(Records from a collection of figures)
..............................
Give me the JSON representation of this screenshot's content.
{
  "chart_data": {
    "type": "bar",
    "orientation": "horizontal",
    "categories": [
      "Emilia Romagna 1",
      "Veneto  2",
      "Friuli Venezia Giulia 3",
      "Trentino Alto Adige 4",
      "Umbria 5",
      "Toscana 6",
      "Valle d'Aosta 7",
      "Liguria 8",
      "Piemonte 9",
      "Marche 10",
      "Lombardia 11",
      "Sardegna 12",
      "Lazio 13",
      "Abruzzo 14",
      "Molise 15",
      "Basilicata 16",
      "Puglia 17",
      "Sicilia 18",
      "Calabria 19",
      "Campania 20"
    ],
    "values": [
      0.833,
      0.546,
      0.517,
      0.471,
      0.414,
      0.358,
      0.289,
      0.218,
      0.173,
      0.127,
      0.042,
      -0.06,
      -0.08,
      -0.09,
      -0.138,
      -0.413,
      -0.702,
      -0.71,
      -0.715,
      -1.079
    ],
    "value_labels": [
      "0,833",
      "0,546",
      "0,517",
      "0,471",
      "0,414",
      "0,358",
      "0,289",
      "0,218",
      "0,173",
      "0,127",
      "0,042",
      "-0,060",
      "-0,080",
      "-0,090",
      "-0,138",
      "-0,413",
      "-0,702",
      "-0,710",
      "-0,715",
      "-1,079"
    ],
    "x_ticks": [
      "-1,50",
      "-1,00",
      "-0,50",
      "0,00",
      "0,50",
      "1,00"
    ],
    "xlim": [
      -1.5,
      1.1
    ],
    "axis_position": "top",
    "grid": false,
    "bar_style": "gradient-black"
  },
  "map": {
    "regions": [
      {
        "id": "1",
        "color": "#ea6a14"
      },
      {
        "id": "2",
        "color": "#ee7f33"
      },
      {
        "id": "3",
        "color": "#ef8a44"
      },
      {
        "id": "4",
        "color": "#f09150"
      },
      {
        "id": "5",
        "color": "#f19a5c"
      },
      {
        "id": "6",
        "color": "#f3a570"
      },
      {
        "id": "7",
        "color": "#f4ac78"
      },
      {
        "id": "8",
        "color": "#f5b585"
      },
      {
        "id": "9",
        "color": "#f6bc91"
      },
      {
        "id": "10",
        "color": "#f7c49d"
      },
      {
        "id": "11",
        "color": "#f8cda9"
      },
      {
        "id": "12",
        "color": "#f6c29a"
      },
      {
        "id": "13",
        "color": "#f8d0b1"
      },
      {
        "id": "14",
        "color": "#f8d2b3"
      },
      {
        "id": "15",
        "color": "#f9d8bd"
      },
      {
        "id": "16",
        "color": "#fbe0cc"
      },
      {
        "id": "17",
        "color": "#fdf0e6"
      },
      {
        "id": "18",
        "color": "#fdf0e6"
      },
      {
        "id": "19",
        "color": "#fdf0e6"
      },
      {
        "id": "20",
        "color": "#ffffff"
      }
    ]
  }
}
..............................
Retype all of the material above with every character intact.

Give me the JSON representation of this screenshot's content.
{
  "chart_data": {
    "type": "bar",
    "orientation": "horizontal",
    "categories": [
      "Emilia Romagna 1",
      "Veneto  2",
      "Friuli Venezia Giulia 3",
      "Trentino Alto Adige 4",
      "Umbria 5",
      "Toscana 6",
      "Valle d'Aosta 7",
      "Liguria 8",
      "Piemonte 9",
      "Marche 10",
      "Lombardia 11",
      "Sardegna 12",
      "Lazio 13",
      "Abruzzo 14",
      "Molise 15",
      "Basilicata 16",
      "Puglia 17",
      "Sicilia 18",
      "Calabria 19",
      "Campania 20"
    ],
    "values": [
      0.833,
      0.546,
      0.517,
      0.471,
      0.414,
      0.358,
      0.289,
      0.218,
      0.173,
      0.127,
      0.042,
      -0.06,
      -0.08,
      -0.09,
      -0.138,
      -0.413,
      -0.702,
      -0.71,
      -0.715,
      -1.079
    ],
    "value_labels": [
      "0,833",
      "0,546",
      "0,517",
      "0,471",
      "0,414",
      "0,358",
      "0,289",
      "0,218",
      "0,173",
      "0,127",
      "0,042",
      "-0,060",
      "-0,080",
      "-0,090",
      "-0,138",
      "-0,413",
      "-0,702",
      "-0,710",
      "-0,715",
      "-1,079"
    ],
    "x_ticks": [
      "-1,50",
      "-1,00",
      "-0,50",
      "0,00",
      "0,50",
      "1,00"
    ],
    "xlim": [
      -1.5,
      1.1
    ],
    "axis_position": "top",
    "grid": false,
    "bar_style": "gradient-black"
  },
  "map": {
    "regions": [
      {
        "id": "1",
        "color": "#ea6a14"
      },
      {
        "id": "2",
        "color": "#ee7f33"
      },
      {
        "id": "3",
        "color": "#ef8a44"
      },
      {
        "id": "4",
        "color": "#f09150"
      },
      {
        "id": "5",
        "color": "#f19a5c"
      },
      {
        "id": "6",
        "color": "#f3a570"
      },
      {
        "id": "7",
        "color": "#f4ac78"
      },
      {
        "id": "8",
        "color": "#f5b585"
      },
      {
        "id": "9",
        "color": "#f6bc91"
      },
      {
        "id": "10",
        "color": "#f7c49d"
      },
      {
        "id": "11",
        "color": "#f8cda9"
      },
      {
        "id": "12",
        "color": "#f6c29a"
      },
      {
        "id": "13",
        "color": "#f8d0b1"
      },
      {
        "id": "14",
        "color": "#f8d2b3"
      },
      {
        "id": "15",
        "color": "#f9d8bd"
      },
      {
        "id": "16",
        "color": "#fbe0cc"
      },
      {
        "id": "17",
        "color": "#fdf0e6"
      },
      {
        "id": "18",
        "color": "#fdf0e6"
      },
      {
        "id": "19",
        "color": "#fdf0e6"
      },
      {
        "id": "20",
        "color": "#ffffff"
      }
    ]
  }
}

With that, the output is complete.